• [Task goal] Check every line below for the word "predicted" and copy the ones that have it.

• [Exercise inputs]
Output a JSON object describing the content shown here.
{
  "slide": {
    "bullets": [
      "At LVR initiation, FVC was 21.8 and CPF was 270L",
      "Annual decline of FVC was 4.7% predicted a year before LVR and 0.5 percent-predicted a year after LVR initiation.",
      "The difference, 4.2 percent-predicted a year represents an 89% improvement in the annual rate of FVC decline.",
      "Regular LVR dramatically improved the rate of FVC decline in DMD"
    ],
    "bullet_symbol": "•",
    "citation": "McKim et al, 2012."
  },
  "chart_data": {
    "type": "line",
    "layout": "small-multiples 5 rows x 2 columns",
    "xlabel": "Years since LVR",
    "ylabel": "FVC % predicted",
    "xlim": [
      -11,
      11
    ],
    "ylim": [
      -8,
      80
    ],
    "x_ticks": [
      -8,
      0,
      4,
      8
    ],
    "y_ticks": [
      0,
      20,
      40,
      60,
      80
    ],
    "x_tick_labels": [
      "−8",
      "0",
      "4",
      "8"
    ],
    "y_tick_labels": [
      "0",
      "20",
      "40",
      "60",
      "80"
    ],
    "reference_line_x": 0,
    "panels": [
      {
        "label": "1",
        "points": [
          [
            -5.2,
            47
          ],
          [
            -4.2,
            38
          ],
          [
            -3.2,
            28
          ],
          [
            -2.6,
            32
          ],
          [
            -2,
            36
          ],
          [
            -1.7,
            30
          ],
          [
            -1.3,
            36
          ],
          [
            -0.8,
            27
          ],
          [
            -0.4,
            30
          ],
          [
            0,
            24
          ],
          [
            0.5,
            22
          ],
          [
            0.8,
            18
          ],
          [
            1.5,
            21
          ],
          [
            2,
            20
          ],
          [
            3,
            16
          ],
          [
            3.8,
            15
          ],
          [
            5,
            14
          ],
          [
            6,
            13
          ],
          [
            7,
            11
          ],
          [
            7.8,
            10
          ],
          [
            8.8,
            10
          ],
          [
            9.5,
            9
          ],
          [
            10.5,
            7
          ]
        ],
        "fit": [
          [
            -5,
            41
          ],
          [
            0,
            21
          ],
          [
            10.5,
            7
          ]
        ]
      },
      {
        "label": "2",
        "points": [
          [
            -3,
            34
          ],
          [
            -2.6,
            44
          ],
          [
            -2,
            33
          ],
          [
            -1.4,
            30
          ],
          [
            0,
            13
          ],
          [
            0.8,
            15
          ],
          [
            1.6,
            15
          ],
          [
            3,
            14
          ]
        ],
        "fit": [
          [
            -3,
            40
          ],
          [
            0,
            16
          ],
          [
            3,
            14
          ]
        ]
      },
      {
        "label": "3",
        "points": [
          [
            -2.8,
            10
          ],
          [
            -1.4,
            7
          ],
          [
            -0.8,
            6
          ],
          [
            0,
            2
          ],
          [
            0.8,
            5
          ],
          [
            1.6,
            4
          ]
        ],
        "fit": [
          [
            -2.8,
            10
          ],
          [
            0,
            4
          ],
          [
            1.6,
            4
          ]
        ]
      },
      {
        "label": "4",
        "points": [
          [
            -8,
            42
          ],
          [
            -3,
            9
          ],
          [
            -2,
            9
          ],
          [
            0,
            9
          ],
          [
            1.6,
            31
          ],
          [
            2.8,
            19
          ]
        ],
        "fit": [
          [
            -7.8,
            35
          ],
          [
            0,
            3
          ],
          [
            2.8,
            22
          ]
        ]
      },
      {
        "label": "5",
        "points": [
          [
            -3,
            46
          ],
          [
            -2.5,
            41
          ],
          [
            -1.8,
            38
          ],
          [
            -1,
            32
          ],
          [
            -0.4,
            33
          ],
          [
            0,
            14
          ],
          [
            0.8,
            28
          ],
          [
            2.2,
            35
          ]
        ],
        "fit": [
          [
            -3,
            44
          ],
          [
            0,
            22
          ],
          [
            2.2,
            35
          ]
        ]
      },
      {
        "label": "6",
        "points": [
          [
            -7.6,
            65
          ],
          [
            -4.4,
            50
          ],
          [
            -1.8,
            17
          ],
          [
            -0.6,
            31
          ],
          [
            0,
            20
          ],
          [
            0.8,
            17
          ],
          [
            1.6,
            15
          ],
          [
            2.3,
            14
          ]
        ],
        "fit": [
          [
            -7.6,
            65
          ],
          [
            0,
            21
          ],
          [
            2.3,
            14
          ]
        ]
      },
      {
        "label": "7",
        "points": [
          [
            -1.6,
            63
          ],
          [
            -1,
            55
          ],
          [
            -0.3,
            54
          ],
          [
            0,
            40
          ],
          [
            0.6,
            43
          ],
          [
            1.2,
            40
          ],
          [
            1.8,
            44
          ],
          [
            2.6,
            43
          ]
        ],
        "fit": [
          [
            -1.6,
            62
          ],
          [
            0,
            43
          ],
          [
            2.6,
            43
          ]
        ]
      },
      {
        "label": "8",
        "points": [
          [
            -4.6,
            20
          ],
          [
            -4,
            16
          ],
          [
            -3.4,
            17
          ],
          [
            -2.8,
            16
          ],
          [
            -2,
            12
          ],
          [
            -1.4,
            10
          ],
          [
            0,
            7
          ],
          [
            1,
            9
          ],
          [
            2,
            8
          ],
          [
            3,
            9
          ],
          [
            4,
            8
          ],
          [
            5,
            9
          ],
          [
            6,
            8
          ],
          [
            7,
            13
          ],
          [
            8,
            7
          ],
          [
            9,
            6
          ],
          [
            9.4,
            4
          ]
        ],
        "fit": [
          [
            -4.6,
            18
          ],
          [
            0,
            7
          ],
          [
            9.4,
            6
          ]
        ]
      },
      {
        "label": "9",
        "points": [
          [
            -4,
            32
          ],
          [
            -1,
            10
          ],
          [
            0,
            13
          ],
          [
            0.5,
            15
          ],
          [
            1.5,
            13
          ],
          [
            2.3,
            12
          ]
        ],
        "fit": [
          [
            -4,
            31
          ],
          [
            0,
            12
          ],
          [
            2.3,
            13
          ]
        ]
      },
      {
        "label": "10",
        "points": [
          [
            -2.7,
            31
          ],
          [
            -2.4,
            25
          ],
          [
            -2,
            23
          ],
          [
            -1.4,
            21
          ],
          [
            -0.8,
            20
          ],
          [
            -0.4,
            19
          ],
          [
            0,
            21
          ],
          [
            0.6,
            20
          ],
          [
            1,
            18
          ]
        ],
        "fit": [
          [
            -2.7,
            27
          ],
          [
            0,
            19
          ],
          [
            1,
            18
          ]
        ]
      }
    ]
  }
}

• [Task output]
      "Annual decline of FVC was 4.7% predicted a year before LVR and 0.5 percent-predicted a year after LVR initiation.",
      "The difference, 4.2 percent-predicted a year represents an 89% improvement in the annual rate of FVC decline.",
    "ylabel": "FVC % predicted",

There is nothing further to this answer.